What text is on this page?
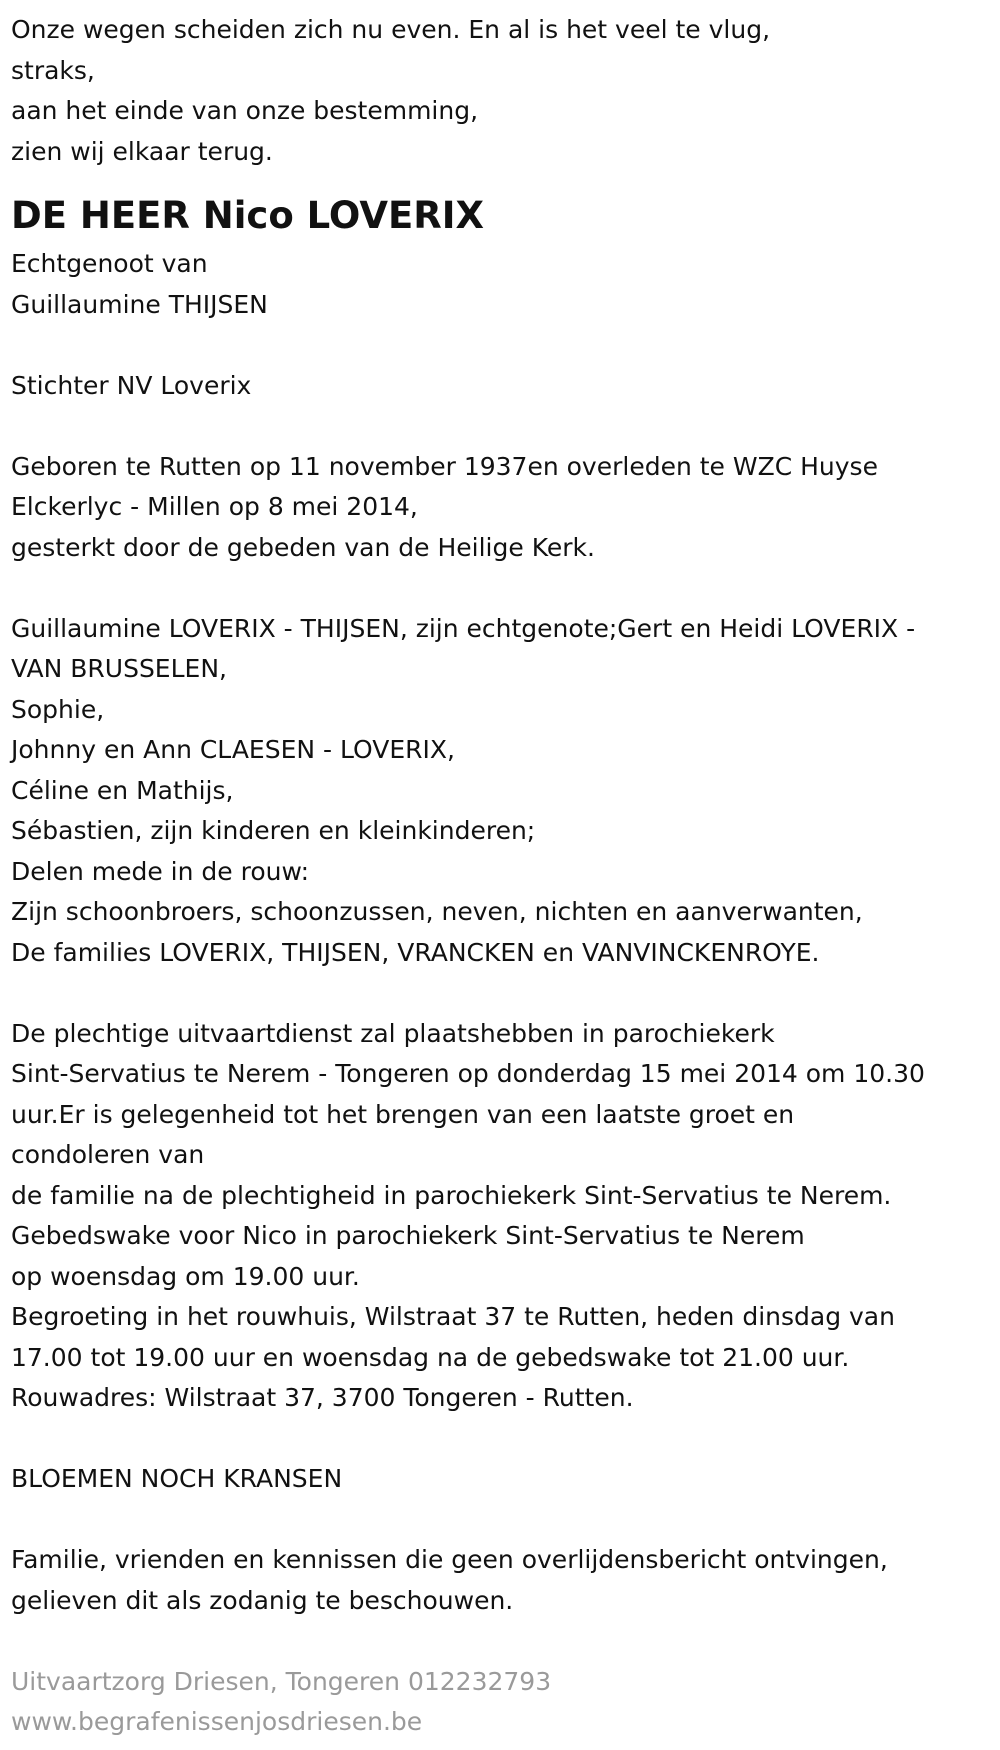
Onze wegen scheiden zich nu even. En al is het veel te vlug,
straks,
aan het einde van onze bestemming,
zien wij elkaar terug.
DE HEER Nico LOVERIX
Echtgenoot van
Guillaumine THIJSEN
Stichter NV Loverix
Geboren te Rutten op 11 november 1937en overleden te WZC Huyse
Elckerlyc - Millen op 8 mei 2014,
gesterkt door de gebeden van de Heilige Kerk.
Guillaumine LOVERIX - THIJSEN, zijn echtgenote;Gert en Heidi LOVERIX -
VAN BRUSSELEN,
Sophie,
Johnny en Ann CLAESEN - LOVERIX,
Céline en Mathijs,
Sébastien, zijn kinderen en kleinkinderen;
Delen mede in de rouw:
Zijn schoonbroers, schoonzussen, neven, nichten en aanverwanten,
De families LOVERIX, THIJSEN, VRANCKEN en VANVINCKENROYE.
De plechtige uitvaartdienst zal plaatshebben in parochiekerk
Sint-Servatius te Nerem - Tongeren op donderdag 15 mei 2014 om 10.30
uur.Er is gelegenheid tot het brengen van een laatste groet en
condoleren van
de familie na de plechtigheid in parochiekerk Sint-Servatius te Nerem.
Gebedswake voor Nico in parochiekerk Sint-Servatius te Nerem
op woensdag om 19.00 uur.
Begroeting in het rouwhuis, Wilstraat 37 te Rutten, heden dinsdag van
17.00 tot 19.00 uur en woensdag na de gebedswake tot 21.00 uur.
Rouwadres: Wilstraat 37, 3700 Tongeren - Rutten.
BLOEMEN NOCH KRANSEN
Familie, vrienden en kennissen die geen overlijdensbericht ontvingen,
gelieven dit als zodanig te beschouwen.
Uitvaartzorg Driesen, Tongeren 012232793
www.begrafenissenjosdriesen.be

*What to do*:
All of the records above must be copied exactly, except for the pictures.

*Solution*:
What text is on this page?
Onze wegen scheiden zich nu even. En al is het veel te vlug,
straks,
aan het einde van onze bestemming,
zien wij elkaar terug.
DE HEER Nico LOVERIX
Echtgenoot van
Guillaumine THIJSEN
Stichter NV Loverix
Geboren te Rutten op 11 november 1937en overleden te WZC Huyse
Elckerlyc - Millen op 8 mei 2014,
gesterkt door de gebeden van de Heilige Kerk.
Guillaumine LOVERIX - THIJSEN, zijn echtgenote;Gert en Heidi LOVERIX -
VAN BRUSSELEN,
Sophie,
Johnny en Ann CLAESEN - LOVERIX,
Céline en Mathijs,
Sébastien, zijn kinderen en kleinkinderen;
Delen mede in de rouw:
Zijn schoonbroers, schoonzussen, neven, nichten en aanverwanten,
De families LOVERIX, THIJSEN, VRANCKEN en VANVINCKENROYE.
De plechtige uitvaartdienst zal plaatshebben in parochiekerk
Sint-Servatius te Nerem - Tongeren op donderdag 15 mei 2014 om 10.30
uur.Er is gelegenheid tot het brengen van een laatste groet en
condoleren van
de familie na de plechtigheid in parochiekerk Sint-Servatius te Nerem.
Gebedswake voor Nico in parochiekerk Sint-Servatius te Nerem
op woensdag om 19.00 uur.
Begroeting in het rouwhuis, Wilstraat 37 te Rutten, heden dinsdag van
17.00 tot 19.00 uur en woensdag na de gebedswake tot 21.00 uur.
Rouwadres: Wilstraat 37, 3700 Tongeren - Rutten.
BLOEMEN NOCH KRANSEN
Familie, vrienden en kennissen die geen overlijdensbericht ontvingen,
gelieven dit als zodanig te beschouwen.
Uitvaartzorg Driesen, Tongeren 012232793
www.begrafenissenjosdriesen.be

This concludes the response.